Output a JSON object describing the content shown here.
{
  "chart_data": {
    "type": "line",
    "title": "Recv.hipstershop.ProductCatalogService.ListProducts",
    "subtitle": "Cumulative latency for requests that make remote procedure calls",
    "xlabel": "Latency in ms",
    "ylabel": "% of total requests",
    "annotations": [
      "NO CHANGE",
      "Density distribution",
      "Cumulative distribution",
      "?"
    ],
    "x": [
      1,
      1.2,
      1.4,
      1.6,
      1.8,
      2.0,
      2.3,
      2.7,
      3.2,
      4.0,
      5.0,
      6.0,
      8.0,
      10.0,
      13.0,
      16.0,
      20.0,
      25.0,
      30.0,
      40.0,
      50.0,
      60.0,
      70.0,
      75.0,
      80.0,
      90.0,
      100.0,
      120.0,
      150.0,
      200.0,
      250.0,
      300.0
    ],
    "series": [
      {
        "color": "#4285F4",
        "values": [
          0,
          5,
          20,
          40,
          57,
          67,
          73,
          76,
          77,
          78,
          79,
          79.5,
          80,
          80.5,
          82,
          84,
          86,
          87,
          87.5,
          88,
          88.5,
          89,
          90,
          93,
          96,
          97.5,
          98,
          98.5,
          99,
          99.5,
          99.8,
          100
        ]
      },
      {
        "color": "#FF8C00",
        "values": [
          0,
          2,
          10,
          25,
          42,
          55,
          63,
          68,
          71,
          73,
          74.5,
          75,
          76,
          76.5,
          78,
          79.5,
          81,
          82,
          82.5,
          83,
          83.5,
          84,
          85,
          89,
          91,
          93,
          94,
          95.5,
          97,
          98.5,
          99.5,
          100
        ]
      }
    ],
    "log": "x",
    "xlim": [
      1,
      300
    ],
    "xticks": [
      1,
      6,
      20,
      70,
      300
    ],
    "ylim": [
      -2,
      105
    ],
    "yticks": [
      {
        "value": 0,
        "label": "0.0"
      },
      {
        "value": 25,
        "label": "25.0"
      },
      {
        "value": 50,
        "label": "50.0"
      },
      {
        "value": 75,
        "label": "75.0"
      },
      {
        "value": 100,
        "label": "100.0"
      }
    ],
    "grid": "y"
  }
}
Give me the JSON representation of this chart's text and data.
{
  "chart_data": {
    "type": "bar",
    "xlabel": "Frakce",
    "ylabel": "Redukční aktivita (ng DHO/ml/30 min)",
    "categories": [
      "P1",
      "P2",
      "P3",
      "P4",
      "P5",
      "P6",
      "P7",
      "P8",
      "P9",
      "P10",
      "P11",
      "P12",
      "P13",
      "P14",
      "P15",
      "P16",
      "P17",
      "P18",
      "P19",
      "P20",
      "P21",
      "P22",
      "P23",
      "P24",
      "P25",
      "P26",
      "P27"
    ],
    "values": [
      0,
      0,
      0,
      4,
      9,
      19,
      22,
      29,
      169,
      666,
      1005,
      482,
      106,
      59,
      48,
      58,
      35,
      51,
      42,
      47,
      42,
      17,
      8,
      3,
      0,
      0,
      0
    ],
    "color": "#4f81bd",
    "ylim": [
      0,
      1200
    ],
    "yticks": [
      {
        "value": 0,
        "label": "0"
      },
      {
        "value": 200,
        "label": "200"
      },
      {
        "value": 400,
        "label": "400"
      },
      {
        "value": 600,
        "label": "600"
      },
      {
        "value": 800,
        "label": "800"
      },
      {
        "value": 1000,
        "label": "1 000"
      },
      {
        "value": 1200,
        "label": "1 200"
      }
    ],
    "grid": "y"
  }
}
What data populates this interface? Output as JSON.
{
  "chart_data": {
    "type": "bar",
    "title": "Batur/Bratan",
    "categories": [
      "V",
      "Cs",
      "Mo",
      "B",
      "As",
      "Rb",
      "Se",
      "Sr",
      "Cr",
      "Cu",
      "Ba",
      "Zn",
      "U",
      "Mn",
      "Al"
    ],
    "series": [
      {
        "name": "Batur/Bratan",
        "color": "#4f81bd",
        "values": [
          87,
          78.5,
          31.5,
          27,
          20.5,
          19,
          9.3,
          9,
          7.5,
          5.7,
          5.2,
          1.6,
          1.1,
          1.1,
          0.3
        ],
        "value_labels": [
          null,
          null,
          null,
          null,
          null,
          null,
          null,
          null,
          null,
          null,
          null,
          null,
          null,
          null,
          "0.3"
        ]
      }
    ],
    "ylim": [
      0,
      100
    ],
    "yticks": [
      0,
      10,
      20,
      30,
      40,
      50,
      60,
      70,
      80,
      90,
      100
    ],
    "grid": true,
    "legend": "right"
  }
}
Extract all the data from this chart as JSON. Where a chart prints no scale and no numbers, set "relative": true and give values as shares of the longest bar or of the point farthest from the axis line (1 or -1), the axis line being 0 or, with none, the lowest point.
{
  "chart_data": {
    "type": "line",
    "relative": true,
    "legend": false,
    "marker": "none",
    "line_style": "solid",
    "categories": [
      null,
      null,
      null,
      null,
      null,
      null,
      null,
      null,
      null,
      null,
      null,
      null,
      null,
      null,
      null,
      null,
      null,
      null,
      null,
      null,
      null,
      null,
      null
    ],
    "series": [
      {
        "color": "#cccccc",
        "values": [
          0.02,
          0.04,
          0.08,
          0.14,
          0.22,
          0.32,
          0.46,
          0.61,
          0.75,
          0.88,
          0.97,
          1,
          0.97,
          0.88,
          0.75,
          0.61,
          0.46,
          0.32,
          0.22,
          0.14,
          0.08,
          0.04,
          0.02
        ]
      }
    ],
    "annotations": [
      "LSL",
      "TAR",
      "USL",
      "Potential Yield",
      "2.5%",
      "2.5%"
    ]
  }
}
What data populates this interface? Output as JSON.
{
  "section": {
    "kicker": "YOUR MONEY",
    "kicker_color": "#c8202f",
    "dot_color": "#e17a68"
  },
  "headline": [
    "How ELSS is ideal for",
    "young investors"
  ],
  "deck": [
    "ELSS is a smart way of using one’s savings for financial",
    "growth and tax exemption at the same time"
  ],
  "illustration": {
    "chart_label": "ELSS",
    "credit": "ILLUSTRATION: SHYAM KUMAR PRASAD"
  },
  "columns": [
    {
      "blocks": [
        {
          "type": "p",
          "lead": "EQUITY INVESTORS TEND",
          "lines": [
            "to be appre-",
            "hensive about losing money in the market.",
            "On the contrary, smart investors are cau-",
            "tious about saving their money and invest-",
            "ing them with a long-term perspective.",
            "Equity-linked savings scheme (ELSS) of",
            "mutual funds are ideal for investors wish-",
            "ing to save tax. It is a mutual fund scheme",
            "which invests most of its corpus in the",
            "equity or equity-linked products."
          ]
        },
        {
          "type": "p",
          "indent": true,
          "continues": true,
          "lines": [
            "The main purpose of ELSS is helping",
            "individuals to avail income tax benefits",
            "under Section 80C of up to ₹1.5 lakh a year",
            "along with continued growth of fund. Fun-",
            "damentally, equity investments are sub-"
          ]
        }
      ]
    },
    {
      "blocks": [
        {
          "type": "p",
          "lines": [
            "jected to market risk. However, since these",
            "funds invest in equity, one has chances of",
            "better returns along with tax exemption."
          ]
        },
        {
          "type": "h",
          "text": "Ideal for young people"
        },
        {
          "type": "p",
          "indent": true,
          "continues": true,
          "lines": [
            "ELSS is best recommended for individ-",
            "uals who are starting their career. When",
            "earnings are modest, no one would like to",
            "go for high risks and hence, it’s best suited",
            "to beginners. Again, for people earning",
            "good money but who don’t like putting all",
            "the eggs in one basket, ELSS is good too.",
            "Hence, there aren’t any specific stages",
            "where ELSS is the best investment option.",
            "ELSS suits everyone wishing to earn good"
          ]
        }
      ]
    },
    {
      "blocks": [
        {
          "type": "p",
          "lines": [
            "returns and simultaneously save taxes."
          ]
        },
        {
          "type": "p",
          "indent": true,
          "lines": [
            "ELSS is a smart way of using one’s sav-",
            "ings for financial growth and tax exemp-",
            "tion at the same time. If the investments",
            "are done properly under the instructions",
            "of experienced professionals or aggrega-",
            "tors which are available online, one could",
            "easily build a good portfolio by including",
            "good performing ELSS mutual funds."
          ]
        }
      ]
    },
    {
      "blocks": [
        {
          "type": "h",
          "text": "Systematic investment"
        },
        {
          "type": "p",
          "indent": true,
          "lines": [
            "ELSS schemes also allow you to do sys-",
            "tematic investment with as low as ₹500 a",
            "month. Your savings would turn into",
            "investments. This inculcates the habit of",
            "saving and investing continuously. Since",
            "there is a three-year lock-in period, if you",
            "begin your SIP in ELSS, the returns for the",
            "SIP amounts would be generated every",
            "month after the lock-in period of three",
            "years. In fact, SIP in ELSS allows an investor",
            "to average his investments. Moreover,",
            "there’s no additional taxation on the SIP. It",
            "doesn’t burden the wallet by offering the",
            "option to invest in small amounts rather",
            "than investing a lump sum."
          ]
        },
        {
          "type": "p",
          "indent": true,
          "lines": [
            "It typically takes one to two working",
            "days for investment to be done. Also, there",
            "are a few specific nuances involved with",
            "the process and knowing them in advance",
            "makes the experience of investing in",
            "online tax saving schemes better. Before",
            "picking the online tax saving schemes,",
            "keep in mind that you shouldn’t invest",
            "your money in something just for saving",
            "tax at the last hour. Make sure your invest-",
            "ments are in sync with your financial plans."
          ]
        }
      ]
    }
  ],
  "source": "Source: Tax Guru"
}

################

== GOAL ==
Show all lines above holding "like".

== PROBLEM SOLUTION ==
            "earnings are modest, no one would like to",
            "good money but who don’t like putting all",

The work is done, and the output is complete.